Lines holding the string "values" are the ones to copy from this listing.

################

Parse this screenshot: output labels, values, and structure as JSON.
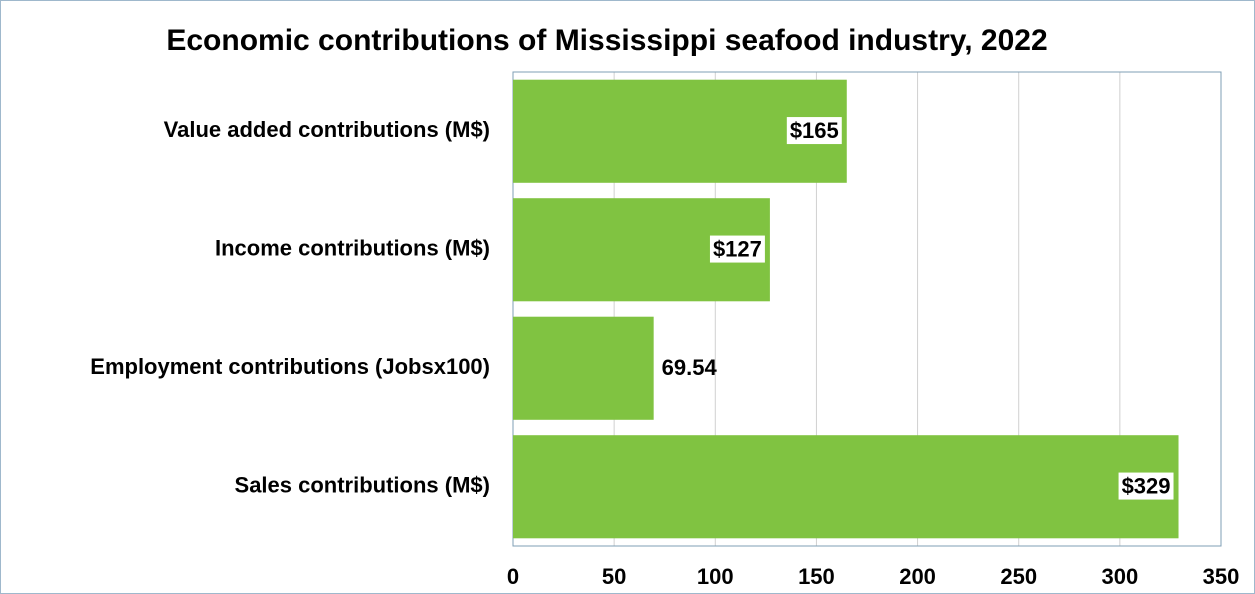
{
  "chart_data": {
    "type": "bar",
    "orientation": "horizontal",
    "title": "Economic contributions of Mississippi seafood industry, 2022",
    "categories": [
      "Value added contributions (M$)",
      "Income contributions (M$)",
      "Employment contributions (Jobsx100)",
      "Sales contributions (M$)"
    ],
    "values": [
      165,
      127,
      69.54,
      329
    ],
    "value_labels": [
      "$165",
      "$127",
      "69.54",
      "$329"
    ],
    "color": "#80c341",
    "xlim": [
      0,
      350
    ],
    "xticks": [
      0,
      50,
      100,
      150,
      200,
      250,
      300,
      350
    ],
    "grid": true
  }
}
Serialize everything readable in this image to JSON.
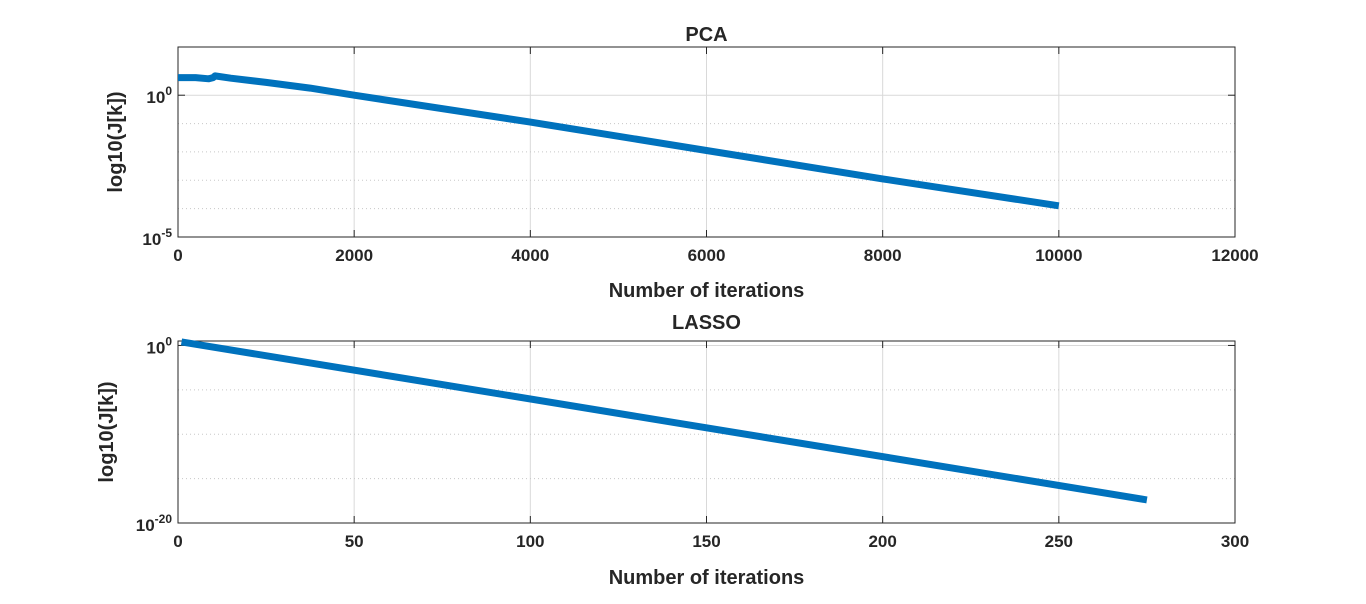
{
  "chart_data": [
    {
      "type": "line",
      "title": "PCA",
      "xlabel": "Number of iterations",
      "ylabel": "log10(J[k])",
      "xlim": [
        0,
        12000
      ],
      "ylim_log10": [
        -5,
        1.7
      ],
      "yscale": "log",
      "grid": true,
      "xticks": [
        0,
        2000,
        4000,
        6000,
        8000,
        10000,
        12000
      ],
      "xtick_labels": [
        "0",
        "2000",
        "4000",
        "6000",
        "8000",
        "10000",
        "12000"
      ],
      "yticks": [
        {
          "value_log10": 0,
          "base": "10",
          "exp": "0"
        },
        {
          "value_log10": -5,
          "base": "10",
          "exp": "-5"
        }
      ],
      "y_minor_log10": [
        -1,
        -2,
        -3,
        -4
      ],
      "series": [
        {
          "color": "#0072bd",
          "x": [
            0,
            200,
            350,
            400,
            420,
            600,
            1000,
            1500,
            2000,
            4000,
            6000,
            8000,
            10000
          ],
          "y_log10": [
            0.62,
            0.62,
            0.58,
            0.62,
            0.68,
            0.6,
            0.45,
            0.25,
            0.0,
            -0.95,
            -1.95,
            -2.95,
            -3.9
          ]
        }
      ]
    },
    {
      "type": "line",
      "title": "LASSO",
      "xlabel": "Number of iterations",
      "ylabel": "log10(J[k])",
      "xlim": [
        0,
        300
      ],
      "ylim_log10": [
        -20,
        0.5
      ],
      "yscale": "log",
      "grid": true,
      "xticks": [
        0,
        50,
        100,
        150,
        200,
        250,
        300
      ],
      "xtick_labels": [
        "0",
        "50",
        "100",
        "150",
        "200",
        "250",
        "300"
      ],
      "yticks": [
        {
          "value_log10": 0,
          "base": "10",
          "exp": "0"
        },
        {
          "value_log10": -20,
          "base": "10",
          "exp": "-20"
        }
      ],
      "y_minor_log10": [
        -5,
        -10,
        -15
      ],
      "series": [
        {
          "color": "#0072bd",
          "x": [
            1,
            275
          ],
          "y_log10": [
            0.4,
            -17.4
          ]
        }
      ]
    }
  ]
}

################

Solved problem –
Parse this screenshot: output labels, values, and structure as JSON.
    "values": [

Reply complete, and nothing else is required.